** DATA FOR THIS EXERCISE **
== == ==
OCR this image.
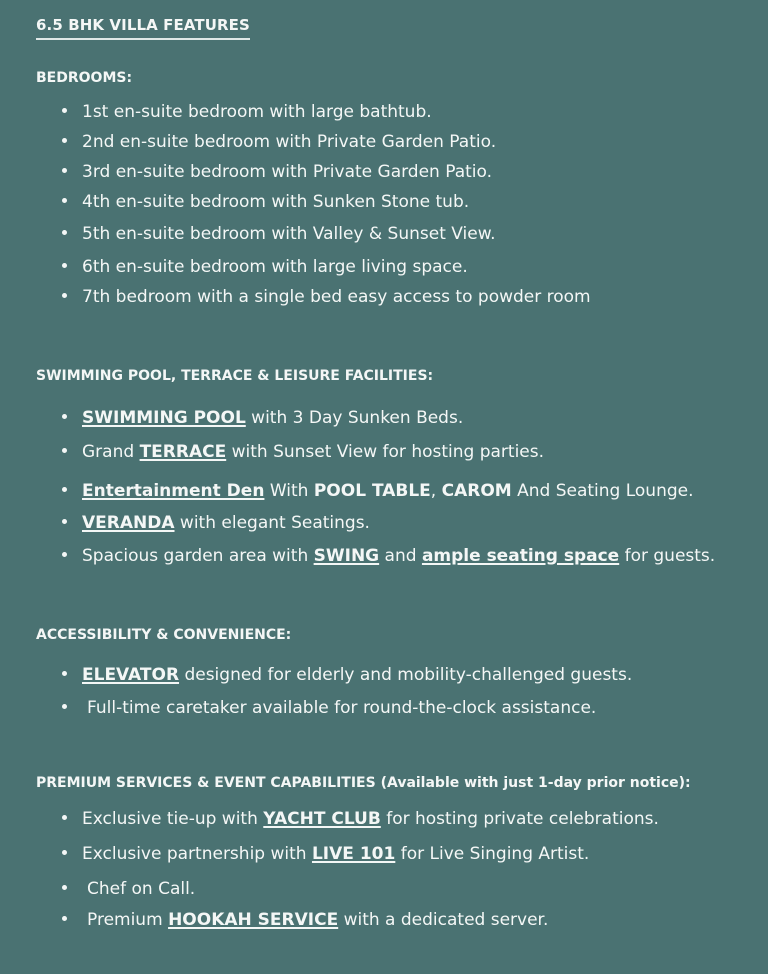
6.5 BHK VILLA FEATURES
BEDROOMS:
1st en-suite bedroom with large bathtub.
2nd en-suite bedroom with Private Garden Patio.
3rd en-suite bedroom with Private Garden Patio.
4th en-suite bedroom with Sunken Stone tub.
5th en-suite bedroom with Valley & Sunset View.
6th en-suite bedroom with large living space.
7th bedroom with a single bed easy access to powder room
SWIMMING POOL, TERRACE & LEISURE FACILITIES:
SWIMMING POOL with 3 Day Sunken Beds.
Grand TERRACE with Sunset View for hosting parties.
Entertainment Den With POOL TABLE, CAROM And Seating Lounge.
VERANDA with elegant Seatings.
Spacious garden area with SWING and ample seating space for guests.
ACCESSIBILITY & CONVENIENCE:
ELEVATOR designed for elderly and mobility-challenged guests.
Full-time caretaker available for round-the-clock assistance.
PREMIUM SERVICES & EVENT CAPABILITIES (Available with just 1-day prior notice):
Exclusive tie-up with YACHT CLUB for hosting private celebrations.
Exclusive partnership with LIVE 101 for Live Singing Artist.
Chef on Call.
Premium HOOKAH SERVICE with a dedicated server.
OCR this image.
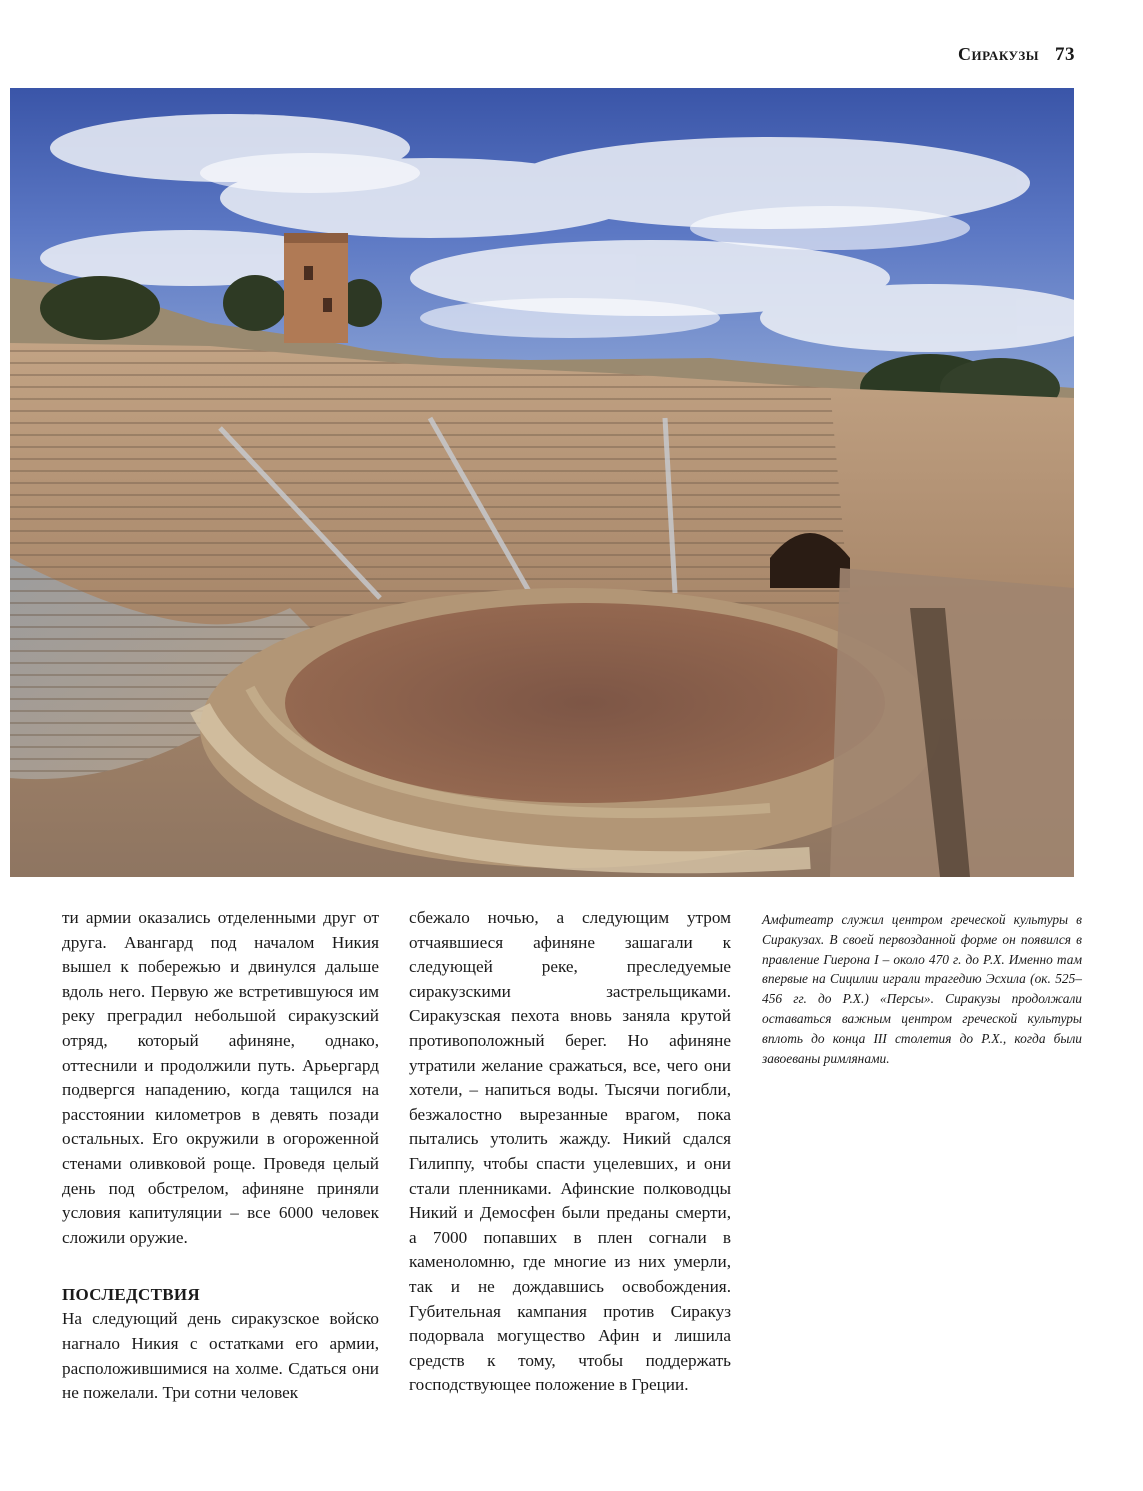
Сиракузы 73

ти армии оказались отделенными друг от друга. Авангард под началом Никия вышел к побережью и двинулся дальше вдоль него. Первую же встретившуюся им реку преградил небольшой сиракузский отряд, который афиняне, однако, оттеснили и продолжили путь. Арьергард подвергся нападению, когда тащился на расстоянии километров в девять позади остальных. Его окружили в огороженной стенами оливковой роще. Проведя целый день под обстрелом, афиняне приняли условия капитуляции – все 6000 человек сложили оружие.

ПОСЛЕДСТВИЯ

На следующий день сиракузское войско нагнало Никия с остатками его армии, расположившимися на холме. Сдаться они не пожелали. Три сотни человек

сбежало ночью, а следующим утром отчаявшиеся афиняне зашагали к следующей реке, преследуемые сиракузскими застрельщиками. Сиракузская пехота вновь заняла крутой противоположный берег. Но афиняне утратили желание сражаться, все, чего они хотели, – напиться воды. Тысячи погибли, безжалостно вырезанные врагом, пока пытались утолить жажду. Никий сдался Гилиппу, чтобы спасти уцелевших, и они стали пленниками. Афинские полководцы Никий и Демосфен были преданы смерти, а 7000 попавших в плен согнали в каменоломню, где многие из них умерли, так и не дождавшись освобождения. Губительная кампания против Сиракуз подорвала могущество Афин и лишила средств к тому, чтобы поддержать господствующее положение в Греции.

Амфитеатр служил центром греческой культуры в Сиракузах. В своей первозданной форме он появился в правление Гиерона I – около 470 г. до Р.Х. Именно там впервые на Сицилии играли трагедию Эсхила (ок. 525–456 гг. до Р.Х.) «Персы». Сиракузы продолжали оставаться важным центром греческой культуры вплоть до конца III столетия до Р.Х., когда были завоеваны римлянами.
== == ==
** WHAT YOU ARE ASKED TO DO **
Using the material above, copy every line in which the string "человек" occurs.

** RESULT OF THIS EXERCISE **
ти армии оказались отделенными друг от друга. Авангард под началом Никия вышел к побережью и двинулся дальше вдоль него. Первую же встретившуюся им реку преградил небольшой сиракузский отряд, который афиняне, однако, оттеснили и продолжили путь. Арьергард подвергся нападению, когда тащился на расстоянии километров в девять позади остальных. Его окружили в огороженной стенами оливковой роще. Проведя целый день под обстрелом, афиняне приняли условия капитуляции – все 6000 человек сложили оружие.
На следующий день сиракузское войско нагнало Никия с остатками его армии, расположившимися на холме. Сдаться они не пожелали. Три сотни человек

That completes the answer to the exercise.